▶ [TASK STATEMENT]: Copy out lines with the word "Santa" from the material that follows.

▶ [EXTRACTED MATERIAL]:
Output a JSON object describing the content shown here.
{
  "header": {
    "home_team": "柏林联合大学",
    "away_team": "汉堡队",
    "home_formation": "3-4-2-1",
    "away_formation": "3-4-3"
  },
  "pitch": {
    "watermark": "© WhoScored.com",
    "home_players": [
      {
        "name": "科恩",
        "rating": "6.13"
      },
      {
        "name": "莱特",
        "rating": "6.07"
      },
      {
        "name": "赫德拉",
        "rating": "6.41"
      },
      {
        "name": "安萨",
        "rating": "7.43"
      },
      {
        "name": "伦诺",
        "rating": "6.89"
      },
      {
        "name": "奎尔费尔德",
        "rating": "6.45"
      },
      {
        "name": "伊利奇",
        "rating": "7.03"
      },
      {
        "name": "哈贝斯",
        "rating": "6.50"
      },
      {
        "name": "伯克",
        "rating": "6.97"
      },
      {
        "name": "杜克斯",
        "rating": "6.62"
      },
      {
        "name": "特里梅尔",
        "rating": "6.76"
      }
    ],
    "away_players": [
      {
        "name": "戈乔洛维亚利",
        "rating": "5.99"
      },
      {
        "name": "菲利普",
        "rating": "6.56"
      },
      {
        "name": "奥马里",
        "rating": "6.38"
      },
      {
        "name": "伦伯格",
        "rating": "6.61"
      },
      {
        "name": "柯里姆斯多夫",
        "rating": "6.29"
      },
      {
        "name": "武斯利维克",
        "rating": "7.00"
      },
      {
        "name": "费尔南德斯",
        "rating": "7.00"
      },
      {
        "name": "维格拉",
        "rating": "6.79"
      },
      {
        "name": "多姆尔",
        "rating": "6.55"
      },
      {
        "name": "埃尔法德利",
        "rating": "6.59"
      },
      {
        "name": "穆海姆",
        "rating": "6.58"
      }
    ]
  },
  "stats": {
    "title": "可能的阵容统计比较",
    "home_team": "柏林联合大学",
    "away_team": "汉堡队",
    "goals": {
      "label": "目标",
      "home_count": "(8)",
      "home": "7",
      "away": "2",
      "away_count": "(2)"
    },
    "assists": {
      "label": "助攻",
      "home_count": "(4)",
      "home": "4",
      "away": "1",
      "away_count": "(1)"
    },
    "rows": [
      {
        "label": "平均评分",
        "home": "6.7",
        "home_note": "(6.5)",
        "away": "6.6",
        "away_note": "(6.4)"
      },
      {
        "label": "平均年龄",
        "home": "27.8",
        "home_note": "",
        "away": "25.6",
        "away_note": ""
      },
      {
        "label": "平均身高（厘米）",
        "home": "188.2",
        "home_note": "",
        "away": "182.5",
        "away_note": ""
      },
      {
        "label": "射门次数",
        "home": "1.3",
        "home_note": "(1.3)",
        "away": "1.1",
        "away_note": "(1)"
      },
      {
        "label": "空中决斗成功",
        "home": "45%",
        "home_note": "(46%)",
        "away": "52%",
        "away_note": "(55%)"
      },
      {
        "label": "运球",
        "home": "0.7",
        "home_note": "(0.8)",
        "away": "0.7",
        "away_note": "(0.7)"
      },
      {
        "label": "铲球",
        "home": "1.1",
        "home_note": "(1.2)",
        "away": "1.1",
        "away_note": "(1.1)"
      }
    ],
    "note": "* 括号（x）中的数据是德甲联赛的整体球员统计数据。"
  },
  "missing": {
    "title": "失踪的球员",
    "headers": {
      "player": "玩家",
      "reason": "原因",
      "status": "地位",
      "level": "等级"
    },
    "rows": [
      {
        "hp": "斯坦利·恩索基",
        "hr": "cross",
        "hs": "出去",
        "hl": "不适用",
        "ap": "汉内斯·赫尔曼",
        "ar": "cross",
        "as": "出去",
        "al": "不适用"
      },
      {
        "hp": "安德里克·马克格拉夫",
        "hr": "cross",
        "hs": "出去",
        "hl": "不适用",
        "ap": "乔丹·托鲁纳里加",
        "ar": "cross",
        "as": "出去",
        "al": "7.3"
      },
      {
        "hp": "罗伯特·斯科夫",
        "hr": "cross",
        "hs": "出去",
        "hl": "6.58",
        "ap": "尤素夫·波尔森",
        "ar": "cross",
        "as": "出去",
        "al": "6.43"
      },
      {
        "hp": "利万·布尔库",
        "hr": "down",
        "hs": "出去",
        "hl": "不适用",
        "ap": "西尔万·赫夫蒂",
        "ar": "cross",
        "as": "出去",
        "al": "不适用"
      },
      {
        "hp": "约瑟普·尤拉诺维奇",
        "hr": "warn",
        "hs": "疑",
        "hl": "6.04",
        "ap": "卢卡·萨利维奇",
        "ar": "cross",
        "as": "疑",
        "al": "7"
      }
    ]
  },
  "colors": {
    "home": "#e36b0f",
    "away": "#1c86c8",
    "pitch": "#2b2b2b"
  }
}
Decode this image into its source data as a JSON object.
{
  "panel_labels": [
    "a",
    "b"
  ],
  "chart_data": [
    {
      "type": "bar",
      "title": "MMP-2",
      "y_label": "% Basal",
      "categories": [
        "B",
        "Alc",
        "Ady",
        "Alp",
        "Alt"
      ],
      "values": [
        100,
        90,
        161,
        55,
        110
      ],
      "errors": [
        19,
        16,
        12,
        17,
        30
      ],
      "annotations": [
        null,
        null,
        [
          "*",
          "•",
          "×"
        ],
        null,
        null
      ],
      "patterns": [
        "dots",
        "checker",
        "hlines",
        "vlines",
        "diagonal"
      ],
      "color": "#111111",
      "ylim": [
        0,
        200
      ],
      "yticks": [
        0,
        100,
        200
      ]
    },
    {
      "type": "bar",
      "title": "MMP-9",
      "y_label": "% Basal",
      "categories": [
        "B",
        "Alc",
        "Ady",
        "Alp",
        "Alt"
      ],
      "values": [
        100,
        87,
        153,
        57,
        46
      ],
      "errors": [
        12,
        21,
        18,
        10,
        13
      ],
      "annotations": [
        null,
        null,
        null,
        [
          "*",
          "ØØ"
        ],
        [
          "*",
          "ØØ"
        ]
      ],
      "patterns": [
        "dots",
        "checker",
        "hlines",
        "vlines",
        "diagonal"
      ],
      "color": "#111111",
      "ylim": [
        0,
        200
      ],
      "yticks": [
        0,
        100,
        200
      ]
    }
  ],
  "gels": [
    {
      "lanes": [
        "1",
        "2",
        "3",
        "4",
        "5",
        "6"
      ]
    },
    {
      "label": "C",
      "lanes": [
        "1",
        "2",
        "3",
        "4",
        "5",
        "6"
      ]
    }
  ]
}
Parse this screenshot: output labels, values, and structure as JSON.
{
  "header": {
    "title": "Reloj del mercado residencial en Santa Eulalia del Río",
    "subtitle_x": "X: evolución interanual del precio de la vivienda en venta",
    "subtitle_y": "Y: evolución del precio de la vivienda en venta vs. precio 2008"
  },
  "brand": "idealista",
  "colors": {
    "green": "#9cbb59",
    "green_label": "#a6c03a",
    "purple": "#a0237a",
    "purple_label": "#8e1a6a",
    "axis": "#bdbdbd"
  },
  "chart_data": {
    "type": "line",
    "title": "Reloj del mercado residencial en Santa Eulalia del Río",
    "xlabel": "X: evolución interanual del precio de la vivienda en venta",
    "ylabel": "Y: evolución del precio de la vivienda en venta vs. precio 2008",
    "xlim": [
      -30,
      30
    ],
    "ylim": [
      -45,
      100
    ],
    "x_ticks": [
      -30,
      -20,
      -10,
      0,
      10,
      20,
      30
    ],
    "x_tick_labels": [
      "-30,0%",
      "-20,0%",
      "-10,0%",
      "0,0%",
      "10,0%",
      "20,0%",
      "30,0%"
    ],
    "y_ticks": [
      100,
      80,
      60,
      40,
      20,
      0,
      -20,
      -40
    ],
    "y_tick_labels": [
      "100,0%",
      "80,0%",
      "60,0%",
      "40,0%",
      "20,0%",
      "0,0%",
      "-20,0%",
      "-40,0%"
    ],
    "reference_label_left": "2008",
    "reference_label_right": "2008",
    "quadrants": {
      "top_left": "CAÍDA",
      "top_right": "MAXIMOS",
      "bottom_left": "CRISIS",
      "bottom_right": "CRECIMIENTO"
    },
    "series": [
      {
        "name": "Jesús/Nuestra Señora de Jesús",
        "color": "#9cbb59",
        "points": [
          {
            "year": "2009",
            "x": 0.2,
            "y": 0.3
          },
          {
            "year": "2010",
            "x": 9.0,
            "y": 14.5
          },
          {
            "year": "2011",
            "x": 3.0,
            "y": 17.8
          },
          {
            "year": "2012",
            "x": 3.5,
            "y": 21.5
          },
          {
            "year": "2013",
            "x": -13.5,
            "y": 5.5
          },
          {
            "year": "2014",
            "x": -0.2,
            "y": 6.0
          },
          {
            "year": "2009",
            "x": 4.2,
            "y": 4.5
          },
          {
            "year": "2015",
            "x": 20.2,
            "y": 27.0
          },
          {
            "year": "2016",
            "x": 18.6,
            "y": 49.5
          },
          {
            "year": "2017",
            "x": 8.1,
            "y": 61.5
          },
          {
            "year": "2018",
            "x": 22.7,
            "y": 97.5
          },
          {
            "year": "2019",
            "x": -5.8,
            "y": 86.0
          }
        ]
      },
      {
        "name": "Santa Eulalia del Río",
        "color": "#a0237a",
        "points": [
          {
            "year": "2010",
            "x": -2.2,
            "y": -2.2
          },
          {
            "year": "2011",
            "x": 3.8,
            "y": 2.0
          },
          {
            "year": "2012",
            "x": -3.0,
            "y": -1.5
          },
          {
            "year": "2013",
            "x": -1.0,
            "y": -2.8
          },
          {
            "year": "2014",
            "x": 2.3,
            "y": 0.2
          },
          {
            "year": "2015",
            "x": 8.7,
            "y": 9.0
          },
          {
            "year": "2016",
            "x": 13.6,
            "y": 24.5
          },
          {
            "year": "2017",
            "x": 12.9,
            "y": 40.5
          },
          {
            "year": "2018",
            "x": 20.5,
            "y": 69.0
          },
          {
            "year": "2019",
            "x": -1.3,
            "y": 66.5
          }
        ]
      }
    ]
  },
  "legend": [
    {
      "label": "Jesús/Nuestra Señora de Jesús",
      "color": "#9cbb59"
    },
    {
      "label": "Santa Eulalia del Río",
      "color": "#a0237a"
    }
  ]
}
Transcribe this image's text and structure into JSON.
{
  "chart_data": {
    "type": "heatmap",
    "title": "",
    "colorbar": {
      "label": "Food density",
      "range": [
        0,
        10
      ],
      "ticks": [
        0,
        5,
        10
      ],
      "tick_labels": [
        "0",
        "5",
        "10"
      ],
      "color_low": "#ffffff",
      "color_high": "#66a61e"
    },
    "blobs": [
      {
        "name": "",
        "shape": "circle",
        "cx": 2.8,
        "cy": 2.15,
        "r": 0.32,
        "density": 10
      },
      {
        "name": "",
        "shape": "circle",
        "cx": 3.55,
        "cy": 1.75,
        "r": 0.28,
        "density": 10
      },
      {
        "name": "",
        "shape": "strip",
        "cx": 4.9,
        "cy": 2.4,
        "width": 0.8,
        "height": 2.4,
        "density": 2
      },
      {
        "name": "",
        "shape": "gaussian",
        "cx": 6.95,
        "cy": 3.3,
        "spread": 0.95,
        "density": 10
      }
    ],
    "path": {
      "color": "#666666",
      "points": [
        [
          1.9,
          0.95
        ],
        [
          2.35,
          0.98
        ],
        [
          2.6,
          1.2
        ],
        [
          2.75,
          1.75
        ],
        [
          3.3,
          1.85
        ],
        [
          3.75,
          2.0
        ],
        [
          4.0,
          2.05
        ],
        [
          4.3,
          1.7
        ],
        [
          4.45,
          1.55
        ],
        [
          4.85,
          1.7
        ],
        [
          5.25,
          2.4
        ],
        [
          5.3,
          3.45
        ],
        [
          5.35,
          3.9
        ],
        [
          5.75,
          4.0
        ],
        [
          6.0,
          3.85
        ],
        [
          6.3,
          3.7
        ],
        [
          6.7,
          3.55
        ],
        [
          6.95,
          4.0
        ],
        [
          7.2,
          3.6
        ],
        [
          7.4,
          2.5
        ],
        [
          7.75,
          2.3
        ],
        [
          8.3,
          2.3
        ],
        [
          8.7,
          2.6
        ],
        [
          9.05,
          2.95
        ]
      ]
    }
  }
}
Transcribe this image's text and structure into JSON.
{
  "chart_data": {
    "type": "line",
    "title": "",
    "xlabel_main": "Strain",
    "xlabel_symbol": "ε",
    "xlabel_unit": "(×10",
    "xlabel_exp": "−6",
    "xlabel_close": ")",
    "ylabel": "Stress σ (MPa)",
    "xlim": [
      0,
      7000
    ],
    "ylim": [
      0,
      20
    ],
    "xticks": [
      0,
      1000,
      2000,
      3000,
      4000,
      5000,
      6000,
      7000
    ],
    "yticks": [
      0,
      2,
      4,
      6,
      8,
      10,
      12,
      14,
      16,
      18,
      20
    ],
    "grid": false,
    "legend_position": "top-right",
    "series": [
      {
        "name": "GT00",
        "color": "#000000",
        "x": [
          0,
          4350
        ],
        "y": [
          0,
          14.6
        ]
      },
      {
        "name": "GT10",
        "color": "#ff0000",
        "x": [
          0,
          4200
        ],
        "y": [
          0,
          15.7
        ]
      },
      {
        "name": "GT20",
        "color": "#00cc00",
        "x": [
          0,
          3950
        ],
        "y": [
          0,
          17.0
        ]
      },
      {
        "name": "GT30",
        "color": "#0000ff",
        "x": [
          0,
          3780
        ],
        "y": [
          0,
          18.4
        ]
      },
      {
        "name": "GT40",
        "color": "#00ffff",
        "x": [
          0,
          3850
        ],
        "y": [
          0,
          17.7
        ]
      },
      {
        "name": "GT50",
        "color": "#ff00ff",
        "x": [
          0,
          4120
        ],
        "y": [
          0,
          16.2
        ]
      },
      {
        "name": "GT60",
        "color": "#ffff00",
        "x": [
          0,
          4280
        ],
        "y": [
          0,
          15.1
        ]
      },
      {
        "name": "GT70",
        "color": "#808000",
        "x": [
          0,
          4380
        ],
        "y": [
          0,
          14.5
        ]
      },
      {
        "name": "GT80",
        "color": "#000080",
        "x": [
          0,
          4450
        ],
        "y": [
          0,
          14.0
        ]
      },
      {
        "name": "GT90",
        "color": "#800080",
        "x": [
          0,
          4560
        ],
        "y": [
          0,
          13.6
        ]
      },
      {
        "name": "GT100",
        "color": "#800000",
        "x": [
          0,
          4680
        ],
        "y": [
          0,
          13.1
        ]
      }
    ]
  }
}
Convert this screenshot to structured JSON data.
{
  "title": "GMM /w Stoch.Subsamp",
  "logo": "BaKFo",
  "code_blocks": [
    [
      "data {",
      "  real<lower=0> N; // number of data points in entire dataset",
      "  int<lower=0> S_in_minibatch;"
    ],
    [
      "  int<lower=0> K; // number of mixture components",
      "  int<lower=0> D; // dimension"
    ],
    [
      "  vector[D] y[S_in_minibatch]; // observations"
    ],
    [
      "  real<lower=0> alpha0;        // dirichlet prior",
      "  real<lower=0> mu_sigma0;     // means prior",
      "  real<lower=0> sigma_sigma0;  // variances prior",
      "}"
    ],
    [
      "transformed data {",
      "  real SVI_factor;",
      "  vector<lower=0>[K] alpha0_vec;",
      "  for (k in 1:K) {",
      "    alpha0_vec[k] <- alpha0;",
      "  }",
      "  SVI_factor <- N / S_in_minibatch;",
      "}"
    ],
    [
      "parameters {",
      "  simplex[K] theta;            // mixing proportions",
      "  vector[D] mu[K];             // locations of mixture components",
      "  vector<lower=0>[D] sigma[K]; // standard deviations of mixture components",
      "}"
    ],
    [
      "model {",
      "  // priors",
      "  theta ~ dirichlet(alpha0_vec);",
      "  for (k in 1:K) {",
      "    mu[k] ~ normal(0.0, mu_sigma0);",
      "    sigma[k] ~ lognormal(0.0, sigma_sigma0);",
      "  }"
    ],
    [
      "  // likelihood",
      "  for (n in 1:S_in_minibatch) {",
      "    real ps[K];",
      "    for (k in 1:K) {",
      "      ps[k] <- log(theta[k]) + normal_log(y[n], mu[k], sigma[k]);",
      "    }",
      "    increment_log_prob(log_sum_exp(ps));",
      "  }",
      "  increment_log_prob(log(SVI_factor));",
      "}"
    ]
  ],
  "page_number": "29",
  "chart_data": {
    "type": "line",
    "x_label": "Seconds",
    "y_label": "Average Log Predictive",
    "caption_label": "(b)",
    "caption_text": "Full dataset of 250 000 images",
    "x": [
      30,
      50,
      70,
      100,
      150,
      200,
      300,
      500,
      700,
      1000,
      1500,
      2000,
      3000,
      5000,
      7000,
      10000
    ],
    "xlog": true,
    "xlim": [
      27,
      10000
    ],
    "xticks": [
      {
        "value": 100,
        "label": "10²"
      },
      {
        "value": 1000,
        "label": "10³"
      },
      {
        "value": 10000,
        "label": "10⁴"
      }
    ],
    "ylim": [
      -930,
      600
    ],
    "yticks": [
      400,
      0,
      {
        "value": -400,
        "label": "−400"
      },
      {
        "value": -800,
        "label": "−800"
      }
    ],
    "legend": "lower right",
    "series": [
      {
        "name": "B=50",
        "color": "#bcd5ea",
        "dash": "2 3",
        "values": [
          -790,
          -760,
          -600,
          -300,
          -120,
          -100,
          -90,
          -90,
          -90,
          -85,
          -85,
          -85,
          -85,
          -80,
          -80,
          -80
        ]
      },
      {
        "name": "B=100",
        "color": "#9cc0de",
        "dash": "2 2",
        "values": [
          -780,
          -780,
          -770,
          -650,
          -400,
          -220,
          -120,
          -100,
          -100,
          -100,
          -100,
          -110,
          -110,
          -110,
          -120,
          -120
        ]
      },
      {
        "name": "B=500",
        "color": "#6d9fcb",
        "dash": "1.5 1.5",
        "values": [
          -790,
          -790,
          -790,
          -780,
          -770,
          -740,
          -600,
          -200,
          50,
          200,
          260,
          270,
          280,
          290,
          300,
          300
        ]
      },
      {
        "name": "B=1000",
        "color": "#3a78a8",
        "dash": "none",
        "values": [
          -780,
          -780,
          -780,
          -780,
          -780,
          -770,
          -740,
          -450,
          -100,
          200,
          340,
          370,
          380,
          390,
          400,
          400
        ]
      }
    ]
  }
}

▶ [REPLY]:
    "title": "Reloj del mercado residencial en Santa Eulalia del Río",
    "title": "Reloj del mercado residencial en Santa Eulalia del Río",
        "name": "Santa Eulalia del Río",
      "label": "Santa Eulalia del Río",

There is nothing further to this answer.